> **What you should do**
Check every line for the word "tentang" and give the number of lines where it occurs, nothing else.

[Collected data entries]
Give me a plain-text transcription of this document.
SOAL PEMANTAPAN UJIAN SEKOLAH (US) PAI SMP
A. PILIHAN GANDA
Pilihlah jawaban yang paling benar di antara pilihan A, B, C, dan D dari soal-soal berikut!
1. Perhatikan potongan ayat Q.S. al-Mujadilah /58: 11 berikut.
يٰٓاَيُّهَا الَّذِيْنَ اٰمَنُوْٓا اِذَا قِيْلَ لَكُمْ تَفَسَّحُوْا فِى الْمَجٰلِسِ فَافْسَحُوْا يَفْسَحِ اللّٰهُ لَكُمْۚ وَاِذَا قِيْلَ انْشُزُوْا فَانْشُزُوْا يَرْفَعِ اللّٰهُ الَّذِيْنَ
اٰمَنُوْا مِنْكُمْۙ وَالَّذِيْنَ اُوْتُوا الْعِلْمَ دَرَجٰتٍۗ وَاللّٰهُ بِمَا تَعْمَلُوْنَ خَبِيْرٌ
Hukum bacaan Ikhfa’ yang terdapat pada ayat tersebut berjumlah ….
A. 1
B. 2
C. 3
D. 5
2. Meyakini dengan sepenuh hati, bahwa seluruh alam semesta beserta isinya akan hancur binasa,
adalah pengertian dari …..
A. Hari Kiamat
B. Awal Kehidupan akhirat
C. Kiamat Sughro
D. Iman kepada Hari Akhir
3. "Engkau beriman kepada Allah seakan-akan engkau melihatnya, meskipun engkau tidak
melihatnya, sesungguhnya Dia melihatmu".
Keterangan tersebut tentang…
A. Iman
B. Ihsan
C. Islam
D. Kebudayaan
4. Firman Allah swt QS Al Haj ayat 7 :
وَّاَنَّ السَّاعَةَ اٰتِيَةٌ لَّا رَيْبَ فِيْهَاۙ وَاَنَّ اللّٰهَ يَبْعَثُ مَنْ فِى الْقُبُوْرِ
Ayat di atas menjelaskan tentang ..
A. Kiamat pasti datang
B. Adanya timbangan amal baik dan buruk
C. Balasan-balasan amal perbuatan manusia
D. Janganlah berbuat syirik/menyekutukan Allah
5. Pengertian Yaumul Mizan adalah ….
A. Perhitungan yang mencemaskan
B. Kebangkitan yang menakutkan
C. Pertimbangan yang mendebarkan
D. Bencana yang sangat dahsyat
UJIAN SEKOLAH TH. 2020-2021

...

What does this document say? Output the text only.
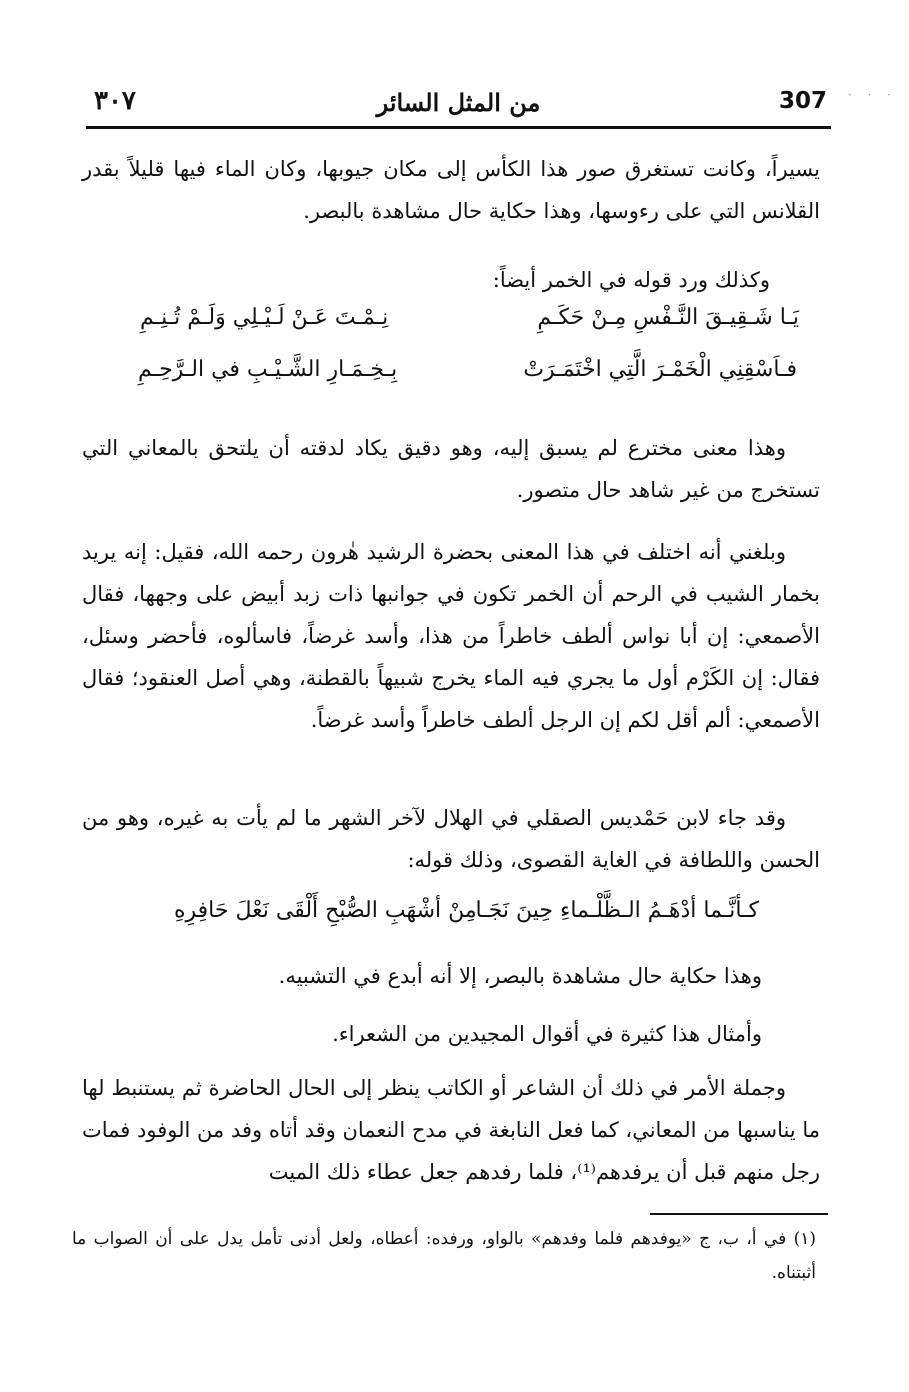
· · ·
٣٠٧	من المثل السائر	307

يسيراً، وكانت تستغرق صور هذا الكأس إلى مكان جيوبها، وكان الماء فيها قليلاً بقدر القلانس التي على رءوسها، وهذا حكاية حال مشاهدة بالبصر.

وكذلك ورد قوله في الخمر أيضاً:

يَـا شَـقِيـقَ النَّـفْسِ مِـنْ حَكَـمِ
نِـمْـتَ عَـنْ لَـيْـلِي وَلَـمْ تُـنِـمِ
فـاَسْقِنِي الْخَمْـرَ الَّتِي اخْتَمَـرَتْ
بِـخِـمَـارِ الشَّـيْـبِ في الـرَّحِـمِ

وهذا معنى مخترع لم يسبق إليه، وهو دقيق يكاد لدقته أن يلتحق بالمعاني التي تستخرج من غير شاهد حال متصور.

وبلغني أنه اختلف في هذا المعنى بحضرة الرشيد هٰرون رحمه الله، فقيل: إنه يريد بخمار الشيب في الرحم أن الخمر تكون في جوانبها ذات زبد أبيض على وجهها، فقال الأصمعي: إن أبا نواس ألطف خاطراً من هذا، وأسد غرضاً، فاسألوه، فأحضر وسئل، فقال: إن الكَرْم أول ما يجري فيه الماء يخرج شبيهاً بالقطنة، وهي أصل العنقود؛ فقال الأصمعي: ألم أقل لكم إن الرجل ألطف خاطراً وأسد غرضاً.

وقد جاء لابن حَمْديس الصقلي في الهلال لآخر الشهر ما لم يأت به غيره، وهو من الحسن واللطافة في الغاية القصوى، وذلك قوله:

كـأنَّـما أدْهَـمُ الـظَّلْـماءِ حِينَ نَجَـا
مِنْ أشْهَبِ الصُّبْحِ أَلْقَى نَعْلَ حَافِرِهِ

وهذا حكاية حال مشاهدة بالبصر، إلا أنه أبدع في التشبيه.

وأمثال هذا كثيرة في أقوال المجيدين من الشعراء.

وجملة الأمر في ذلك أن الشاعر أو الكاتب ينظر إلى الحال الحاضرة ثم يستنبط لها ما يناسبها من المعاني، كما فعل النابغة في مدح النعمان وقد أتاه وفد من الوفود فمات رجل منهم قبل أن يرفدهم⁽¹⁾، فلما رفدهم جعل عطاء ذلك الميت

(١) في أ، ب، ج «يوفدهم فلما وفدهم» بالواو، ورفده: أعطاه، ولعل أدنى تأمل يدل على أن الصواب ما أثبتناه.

...

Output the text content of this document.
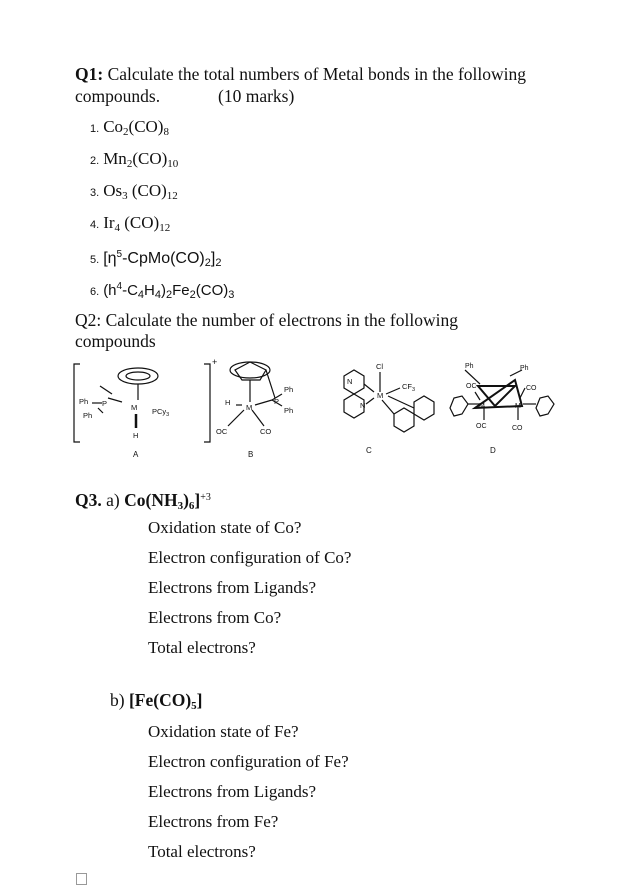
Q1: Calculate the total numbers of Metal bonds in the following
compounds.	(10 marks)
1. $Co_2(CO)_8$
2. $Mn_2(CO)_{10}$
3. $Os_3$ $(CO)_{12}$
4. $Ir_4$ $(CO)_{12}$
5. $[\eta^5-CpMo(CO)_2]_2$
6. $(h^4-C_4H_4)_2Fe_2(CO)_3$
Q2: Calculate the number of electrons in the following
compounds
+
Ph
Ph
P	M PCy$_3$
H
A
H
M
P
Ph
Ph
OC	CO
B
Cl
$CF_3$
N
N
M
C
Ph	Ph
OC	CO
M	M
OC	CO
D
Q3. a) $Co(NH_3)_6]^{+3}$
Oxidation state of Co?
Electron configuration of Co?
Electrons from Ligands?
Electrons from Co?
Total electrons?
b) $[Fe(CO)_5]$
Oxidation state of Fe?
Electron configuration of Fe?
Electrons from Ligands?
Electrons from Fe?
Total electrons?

> **Result of this exercise**
2